## [Task statement]
Go through the listing and copy each line with the string "JSON".

## [Material for the task]
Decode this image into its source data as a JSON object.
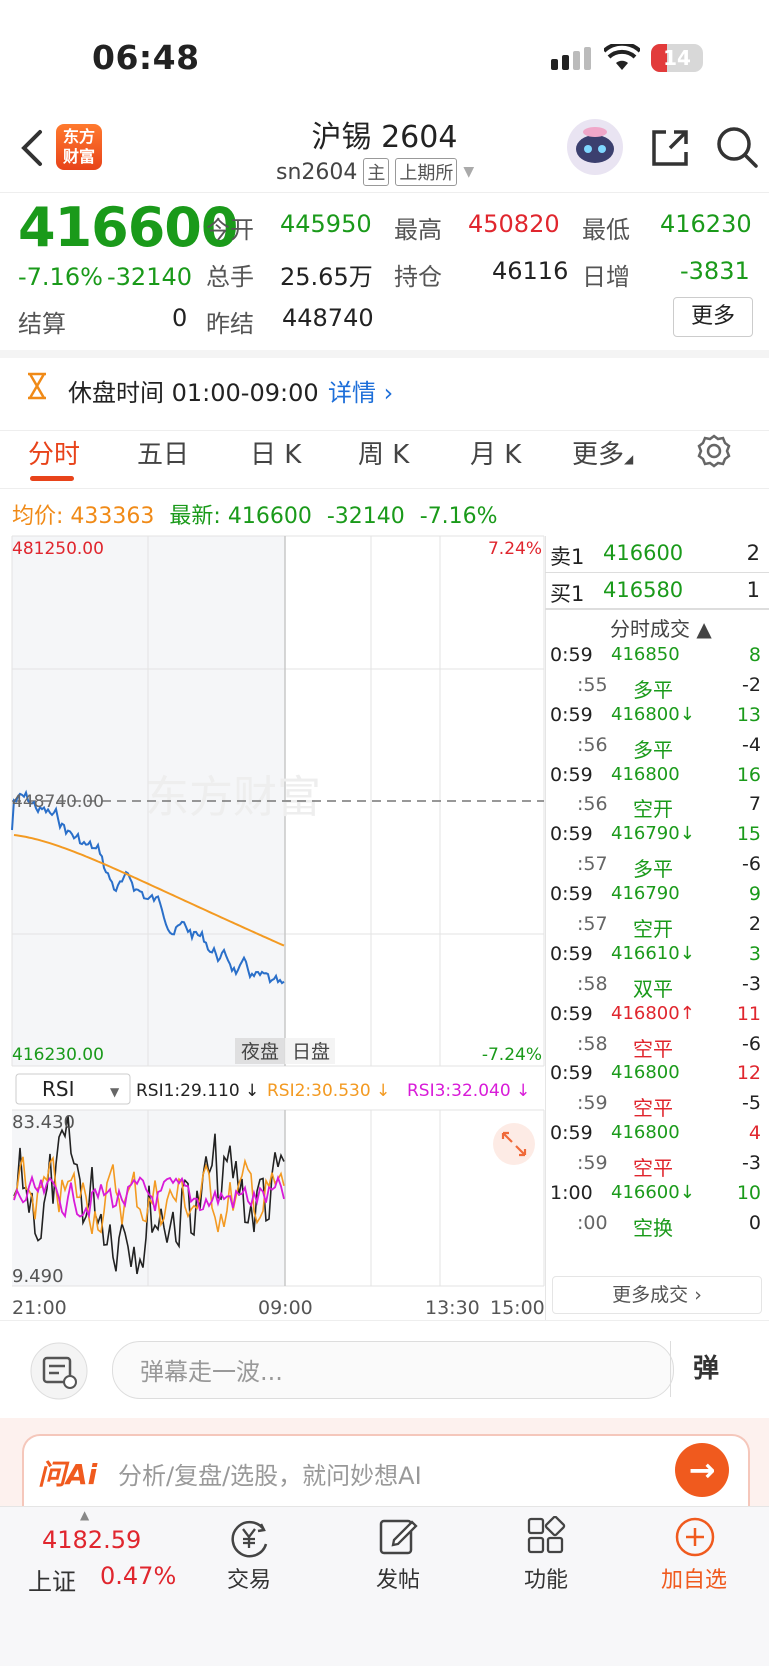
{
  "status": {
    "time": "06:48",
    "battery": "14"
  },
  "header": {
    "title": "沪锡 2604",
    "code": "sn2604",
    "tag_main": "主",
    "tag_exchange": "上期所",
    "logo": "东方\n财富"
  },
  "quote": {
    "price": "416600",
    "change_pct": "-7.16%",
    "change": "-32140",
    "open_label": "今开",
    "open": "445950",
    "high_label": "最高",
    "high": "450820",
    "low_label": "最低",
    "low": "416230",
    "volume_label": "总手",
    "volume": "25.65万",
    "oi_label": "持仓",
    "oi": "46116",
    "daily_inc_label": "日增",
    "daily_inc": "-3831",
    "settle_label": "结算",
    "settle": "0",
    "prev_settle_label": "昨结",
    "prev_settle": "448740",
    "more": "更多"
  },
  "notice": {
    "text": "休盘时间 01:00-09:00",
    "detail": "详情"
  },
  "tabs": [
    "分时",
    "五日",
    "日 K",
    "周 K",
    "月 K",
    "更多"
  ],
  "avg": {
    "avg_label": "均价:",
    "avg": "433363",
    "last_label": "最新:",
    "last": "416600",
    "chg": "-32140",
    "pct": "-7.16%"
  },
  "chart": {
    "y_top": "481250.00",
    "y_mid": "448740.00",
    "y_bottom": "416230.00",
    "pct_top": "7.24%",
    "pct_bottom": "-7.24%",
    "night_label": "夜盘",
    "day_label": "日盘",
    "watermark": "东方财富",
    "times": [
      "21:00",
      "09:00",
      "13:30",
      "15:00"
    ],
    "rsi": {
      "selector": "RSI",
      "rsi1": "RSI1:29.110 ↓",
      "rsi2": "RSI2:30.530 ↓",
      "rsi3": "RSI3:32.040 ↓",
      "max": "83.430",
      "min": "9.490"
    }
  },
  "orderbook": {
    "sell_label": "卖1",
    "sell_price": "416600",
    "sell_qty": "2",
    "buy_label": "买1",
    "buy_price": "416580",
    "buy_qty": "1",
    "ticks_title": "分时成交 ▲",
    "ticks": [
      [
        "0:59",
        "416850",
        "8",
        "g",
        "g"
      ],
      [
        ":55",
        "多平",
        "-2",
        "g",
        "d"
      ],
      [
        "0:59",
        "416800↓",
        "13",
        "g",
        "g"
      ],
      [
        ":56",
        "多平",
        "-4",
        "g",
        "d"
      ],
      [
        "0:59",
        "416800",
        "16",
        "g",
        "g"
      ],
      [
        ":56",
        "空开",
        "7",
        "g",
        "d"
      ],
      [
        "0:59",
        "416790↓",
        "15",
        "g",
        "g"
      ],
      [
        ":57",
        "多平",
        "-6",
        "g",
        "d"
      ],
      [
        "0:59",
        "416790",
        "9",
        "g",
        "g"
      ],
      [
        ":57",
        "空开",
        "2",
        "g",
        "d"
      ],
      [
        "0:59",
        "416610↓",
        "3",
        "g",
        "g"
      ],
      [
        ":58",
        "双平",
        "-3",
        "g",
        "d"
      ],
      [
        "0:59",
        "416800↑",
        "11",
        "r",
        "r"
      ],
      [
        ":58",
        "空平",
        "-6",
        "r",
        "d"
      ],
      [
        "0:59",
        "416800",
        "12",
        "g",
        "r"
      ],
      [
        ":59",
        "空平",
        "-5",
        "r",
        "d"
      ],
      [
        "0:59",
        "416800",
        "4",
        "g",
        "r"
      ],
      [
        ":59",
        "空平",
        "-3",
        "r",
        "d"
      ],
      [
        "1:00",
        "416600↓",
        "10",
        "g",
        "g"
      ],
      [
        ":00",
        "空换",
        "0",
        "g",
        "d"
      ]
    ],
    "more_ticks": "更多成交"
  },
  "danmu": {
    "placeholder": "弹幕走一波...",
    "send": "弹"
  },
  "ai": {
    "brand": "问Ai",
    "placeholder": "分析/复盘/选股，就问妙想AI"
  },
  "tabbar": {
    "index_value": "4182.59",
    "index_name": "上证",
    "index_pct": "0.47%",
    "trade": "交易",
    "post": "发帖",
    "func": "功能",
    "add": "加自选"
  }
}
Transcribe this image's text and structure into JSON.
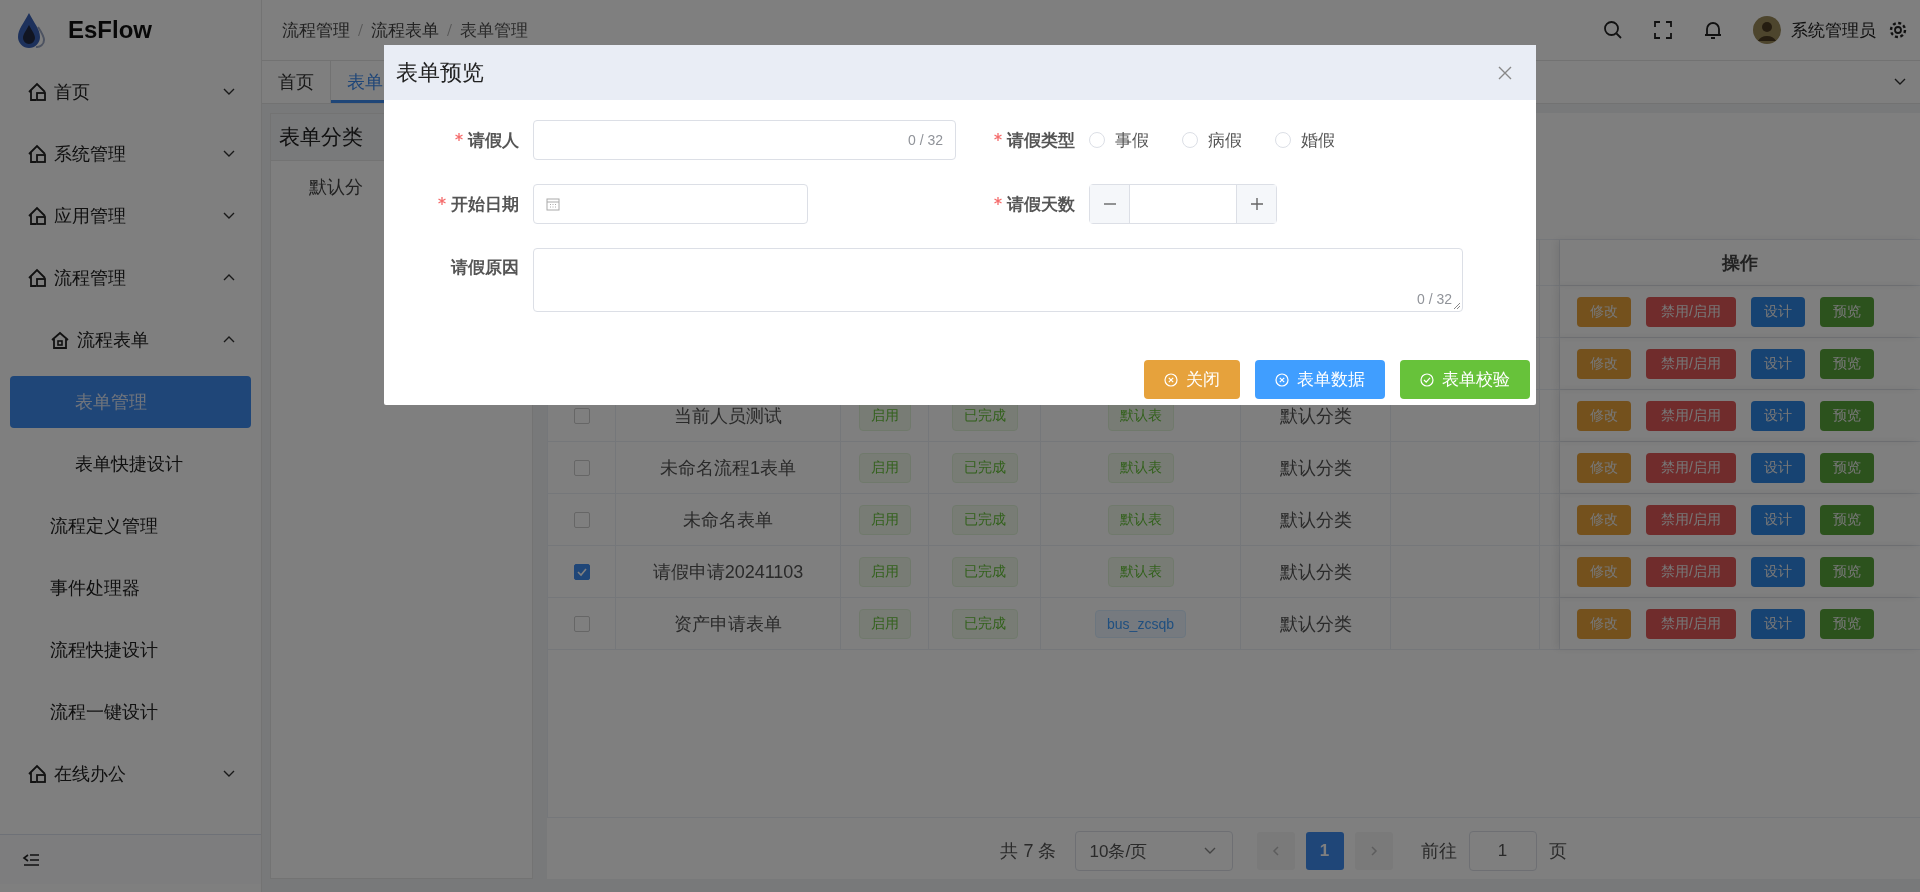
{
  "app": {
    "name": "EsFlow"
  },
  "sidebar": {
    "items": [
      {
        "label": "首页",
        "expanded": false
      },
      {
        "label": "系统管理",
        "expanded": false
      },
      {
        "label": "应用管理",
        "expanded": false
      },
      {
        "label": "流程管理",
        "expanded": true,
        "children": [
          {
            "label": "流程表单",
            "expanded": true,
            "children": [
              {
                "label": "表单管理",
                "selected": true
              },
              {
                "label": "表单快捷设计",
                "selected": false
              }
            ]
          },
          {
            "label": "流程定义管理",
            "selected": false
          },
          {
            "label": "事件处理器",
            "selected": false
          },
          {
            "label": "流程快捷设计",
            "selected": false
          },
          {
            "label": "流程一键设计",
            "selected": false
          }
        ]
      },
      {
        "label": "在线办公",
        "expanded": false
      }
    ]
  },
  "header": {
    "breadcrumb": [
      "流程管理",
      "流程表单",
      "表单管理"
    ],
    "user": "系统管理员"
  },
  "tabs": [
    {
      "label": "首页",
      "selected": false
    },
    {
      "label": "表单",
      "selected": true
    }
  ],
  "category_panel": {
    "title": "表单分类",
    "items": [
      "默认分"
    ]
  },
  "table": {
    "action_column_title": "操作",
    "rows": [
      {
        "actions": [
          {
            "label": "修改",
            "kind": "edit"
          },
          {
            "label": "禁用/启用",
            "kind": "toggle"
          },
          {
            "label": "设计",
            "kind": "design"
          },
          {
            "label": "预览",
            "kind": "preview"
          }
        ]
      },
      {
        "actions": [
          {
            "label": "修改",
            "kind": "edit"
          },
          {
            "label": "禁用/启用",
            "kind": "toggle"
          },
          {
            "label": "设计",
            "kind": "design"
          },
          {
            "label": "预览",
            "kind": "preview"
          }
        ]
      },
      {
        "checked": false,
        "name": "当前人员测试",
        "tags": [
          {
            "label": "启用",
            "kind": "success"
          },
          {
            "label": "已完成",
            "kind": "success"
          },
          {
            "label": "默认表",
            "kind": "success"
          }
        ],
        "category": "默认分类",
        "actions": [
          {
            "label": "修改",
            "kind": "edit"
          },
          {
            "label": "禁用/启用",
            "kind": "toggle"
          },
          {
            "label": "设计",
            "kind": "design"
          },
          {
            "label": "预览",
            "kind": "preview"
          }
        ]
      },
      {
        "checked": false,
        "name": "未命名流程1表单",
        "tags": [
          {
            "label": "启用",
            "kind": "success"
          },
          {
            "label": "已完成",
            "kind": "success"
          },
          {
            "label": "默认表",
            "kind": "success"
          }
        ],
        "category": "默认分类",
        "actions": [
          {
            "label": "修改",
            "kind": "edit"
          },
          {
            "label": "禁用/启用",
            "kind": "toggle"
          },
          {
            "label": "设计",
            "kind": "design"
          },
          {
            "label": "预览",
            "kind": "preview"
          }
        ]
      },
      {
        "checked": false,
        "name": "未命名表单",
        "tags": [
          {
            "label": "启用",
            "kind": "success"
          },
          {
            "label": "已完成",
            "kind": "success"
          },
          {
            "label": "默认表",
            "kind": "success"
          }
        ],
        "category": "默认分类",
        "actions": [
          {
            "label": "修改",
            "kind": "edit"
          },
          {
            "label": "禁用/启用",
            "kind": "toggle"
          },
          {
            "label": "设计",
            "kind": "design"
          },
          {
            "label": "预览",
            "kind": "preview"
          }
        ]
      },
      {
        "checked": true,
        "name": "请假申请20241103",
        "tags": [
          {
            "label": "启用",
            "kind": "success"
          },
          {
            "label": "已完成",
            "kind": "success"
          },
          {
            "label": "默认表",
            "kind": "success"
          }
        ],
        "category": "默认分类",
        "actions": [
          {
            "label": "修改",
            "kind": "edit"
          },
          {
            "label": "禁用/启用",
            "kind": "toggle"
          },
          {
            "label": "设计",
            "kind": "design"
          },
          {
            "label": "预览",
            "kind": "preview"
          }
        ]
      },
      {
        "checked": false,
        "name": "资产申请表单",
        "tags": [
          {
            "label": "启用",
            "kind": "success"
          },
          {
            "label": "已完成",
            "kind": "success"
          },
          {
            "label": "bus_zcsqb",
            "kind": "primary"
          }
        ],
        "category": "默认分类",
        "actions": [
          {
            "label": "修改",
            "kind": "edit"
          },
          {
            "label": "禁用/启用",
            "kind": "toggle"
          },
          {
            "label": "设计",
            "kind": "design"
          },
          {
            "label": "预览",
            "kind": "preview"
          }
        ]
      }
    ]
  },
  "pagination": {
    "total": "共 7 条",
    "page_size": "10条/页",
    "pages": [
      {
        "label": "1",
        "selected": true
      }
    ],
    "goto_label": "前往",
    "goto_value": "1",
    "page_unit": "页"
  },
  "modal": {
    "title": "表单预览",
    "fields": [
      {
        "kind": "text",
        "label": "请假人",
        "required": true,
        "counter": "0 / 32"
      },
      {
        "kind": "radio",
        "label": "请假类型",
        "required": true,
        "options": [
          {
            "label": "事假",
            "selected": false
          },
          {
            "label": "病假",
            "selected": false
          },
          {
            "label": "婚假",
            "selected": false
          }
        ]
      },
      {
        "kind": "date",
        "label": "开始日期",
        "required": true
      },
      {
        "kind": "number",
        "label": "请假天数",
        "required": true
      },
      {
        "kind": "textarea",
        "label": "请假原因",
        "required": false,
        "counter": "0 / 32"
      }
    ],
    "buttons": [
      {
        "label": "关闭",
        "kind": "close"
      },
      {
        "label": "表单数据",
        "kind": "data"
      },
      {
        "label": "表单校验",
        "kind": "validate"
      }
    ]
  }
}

## [Final answer]
Decode this image into its source data as a JSON object.
Transcribe this image's text and structure into JSON.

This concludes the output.